EXERCISE BRIEF »
Lift out all lines below that contain "полотно".

PROVIDED INFORMATION »

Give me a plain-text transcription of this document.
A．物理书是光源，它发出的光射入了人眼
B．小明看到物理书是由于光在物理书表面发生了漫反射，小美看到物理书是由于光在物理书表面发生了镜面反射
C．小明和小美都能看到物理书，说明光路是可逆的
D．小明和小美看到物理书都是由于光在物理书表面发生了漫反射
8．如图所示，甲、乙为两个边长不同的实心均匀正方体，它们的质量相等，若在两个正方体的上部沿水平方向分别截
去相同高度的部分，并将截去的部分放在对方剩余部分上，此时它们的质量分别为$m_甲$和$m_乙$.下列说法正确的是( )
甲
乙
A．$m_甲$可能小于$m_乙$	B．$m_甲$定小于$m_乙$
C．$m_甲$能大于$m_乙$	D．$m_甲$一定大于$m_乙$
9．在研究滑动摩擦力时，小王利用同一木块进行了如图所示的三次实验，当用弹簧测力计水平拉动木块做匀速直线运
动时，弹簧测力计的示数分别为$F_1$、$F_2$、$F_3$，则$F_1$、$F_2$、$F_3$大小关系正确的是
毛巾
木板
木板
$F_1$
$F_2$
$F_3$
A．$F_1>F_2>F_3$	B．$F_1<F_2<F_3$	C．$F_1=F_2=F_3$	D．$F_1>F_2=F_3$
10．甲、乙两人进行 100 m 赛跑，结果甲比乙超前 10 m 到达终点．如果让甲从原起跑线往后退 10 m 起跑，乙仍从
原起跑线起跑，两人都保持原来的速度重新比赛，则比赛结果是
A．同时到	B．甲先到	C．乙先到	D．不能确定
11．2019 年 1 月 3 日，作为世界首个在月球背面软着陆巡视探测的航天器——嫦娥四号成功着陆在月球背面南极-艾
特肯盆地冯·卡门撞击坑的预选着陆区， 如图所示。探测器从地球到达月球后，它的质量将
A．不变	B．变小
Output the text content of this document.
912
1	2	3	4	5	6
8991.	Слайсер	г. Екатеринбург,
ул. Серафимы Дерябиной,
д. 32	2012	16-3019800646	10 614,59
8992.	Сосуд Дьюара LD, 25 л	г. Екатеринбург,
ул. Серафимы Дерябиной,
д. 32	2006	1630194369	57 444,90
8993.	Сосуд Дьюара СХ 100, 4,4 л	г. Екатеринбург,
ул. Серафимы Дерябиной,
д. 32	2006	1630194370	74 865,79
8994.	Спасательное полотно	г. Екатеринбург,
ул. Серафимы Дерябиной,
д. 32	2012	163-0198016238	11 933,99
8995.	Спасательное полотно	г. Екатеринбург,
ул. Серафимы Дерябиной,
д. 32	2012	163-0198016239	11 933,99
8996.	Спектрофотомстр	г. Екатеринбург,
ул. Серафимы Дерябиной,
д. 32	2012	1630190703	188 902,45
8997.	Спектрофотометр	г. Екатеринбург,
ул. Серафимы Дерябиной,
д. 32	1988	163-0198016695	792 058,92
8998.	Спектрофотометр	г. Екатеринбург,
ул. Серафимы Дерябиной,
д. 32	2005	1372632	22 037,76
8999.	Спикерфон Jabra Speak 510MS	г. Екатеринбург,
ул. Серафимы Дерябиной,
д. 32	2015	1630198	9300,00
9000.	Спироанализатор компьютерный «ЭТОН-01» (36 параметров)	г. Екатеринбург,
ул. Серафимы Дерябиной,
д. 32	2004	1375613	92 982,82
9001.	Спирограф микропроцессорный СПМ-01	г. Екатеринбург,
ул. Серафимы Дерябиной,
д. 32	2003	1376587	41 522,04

OUTPUT FOR THIS TASK »
8994.	Спасательное полотно	г. Екатеринбург,
8995.	Спасательное полотно	г. Екатеринбург,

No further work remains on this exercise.